» **TASK STATEMENT**: Write out the entries again exactly as they are given.

» **ENTRIES**:
○ ○ ○ ○ ○

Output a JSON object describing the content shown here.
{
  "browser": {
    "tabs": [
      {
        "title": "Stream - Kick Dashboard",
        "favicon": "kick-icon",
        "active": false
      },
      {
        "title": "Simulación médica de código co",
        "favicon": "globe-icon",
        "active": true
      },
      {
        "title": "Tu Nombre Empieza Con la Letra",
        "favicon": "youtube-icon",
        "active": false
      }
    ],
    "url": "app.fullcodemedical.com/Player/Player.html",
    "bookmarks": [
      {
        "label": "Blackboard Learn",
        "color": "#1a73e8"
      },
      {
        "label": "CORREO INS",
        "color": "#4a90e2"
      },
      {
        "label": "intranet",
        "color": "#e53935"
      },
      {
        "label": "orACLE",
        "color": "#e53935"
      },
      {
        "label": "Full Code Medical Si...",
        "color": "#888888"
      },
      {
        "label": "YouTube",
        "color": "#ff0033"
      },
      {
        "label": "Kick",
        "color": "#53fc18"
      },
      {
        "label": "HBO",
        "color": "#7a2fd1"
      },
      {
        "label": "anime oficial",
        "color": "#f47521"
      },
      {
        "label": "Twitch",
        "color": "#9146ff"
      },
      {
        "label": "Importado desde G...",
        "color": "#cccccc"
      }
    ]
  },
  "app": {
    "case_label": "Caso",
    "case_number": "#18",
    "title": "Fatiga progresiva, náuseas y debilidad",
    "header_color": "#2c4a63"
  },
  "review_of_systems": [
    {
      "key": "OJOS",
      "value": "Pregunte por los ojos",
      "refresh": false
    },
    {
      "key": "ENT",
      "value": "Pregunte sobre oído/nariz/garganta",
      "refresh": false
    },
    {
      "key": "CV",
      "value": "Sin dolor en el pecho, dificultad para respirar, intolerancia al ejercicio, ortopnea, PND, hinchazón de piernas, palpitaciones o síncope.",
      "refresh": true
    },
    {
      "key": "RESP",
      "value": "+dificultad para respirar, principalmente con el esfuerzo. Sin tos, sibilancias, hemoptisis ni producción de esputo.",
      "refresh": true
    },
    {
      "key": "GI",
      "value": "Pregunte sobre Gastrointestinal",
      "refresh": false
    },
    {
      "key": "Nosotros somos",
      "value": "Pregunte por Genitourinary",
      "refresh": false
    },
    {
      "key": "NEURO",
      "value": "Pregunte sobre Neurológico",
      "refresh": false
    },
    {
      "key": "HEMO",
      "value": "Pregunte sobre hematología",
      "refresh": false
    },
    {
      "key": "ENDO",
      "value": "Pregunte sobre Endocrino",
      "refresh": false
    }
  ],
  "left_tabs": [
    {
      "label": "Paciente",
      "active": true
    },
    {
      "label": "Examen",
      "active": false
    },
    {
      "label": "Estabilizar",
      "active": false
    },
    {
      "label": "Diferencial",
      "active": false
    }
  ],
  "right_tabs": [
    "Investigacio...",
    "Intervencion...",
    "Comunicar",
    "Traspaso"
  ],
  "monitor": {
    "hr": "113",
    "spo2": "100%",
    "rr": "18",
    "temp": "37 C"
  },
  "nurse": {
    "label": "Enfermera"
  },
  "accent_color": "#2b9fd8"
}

○ ○ ○ ○ ○

» **ANSWER TO THE EXERCISE**:
Output a JSON object describing the content shown here.
{
  "browser": {
    "tabs": [
      {
        "title": "Stream - Kick Dashboard",
        "favicon": "kick-icon",
        "active": false
      },
      {
        "title": "Simulación médica de código co",
        "favicon": "globe-icon",
        "active": true
      },
      {
        "title": "Tu Nombre Empieza Con la Letra",
        "favicon": "youtube-icon",
        "active": false
      }
    ],
    "url": "app.fullcodemedical.com/Player/Player.html",
    "bookmarks": [
      {
        "label": "Blackboard Learn",
        "color": "#1a73e8"
      },
      {
        "label": "CORREO INS",
        "color": "#4a90e2"
      },
      {
        "label": "intranet",
        "color": "#e53935"
      },
      {
        "label": "orACLE",
        "color": "#e53935"
      },
      {
        "label": "Full Code Medical Si...",
        "color": "#888888"
      },
      {
        "label": "YouTube",
        "color": "#ff0033"
      },
      {
        "label": "Kick",
        "color": "#53fc18"
      },
      {
        "label": "HBO",
        "color": "#7a2fd1"
      },
      {
        "label": "anime oficial",
        "color": "#f47521"
      },
      {
        "label": "Twitch",
        "color": "#9146ff"
      },
      {
        "label": "Importado desde G...",
        "color": "#cccccc"
      }
    ]
  },
  "app": {
    "case_label": "Caso",
    "case_number": "#18",
    "title": "Fatiga progresiva, náuseas y debilidad",
    "header_color": "#2c4a63"
  },
  "review_of_systems": [
    {
      "key": "OJOS",
      "value": "Pregunte por los ojos",
      "refresh": false
    },
    {
      "key": "ENT",
      "value": "Pregunte sobre oído/nariz/garganta",
      "refresh": false
    },
    {
      "key": "CV",
      "value": "Sin dolor en el pecho, dificultad para respirar, intolerancia al ejercicio, ortopnea, PND, hinchazón de piernas, palpitaciones o síncope.",
      "refresh": true
    },
    {
      "key": "RESP",
      "value": "+dificultad para respirar, principalmente con el esfuerzo. Sin tos, sibilancias, hemoptisis ni producción de esputo.",
      "refresh": true
    },
    {
      "key": "GI",
      "value": "Pregunte sobre Gastrointestinal",
      "refresh": false
    },
    {
      "key": "Nosotros somos",
      "value": "Pregunte por Genitourinary",
      "refresh": false
    },
    {
      "key": "NEURO",
      "value": "Pregunte sobre Neurológico",
      "refresh": false
    },
    {
      "key": "HEMO",
      "value": "Pregunte sobre hematología",
      "refresh": false
    },
    {
      "key": "ENDO",
      "value": "Pregunte sobre Endocrino",
      "refresh": false
    }
  ],
  "left_tabs": [
    {
      "label": "Paciente",
      "active": true
    },
    {
      "label": "Examen",
      "active": false
    },
    {
      "label": "Estabilizar",
      "active": false
    },
    {
      "label": "Diferencial",
      "active": false
    }
  ],
  "right_tabs": [
    "Investigacio...",
    "Intervencion...",
    "Comunicar",
    "Traspaso"
  ],
  "monitor": {
    "hr": "113",
    "spo2": "100%",
    "rr": "18",
    "temp": "37 C"
  },
  "nurse": {
    "label": "Enfermera"
  },
  "accent_color": "#2b9fd8"
}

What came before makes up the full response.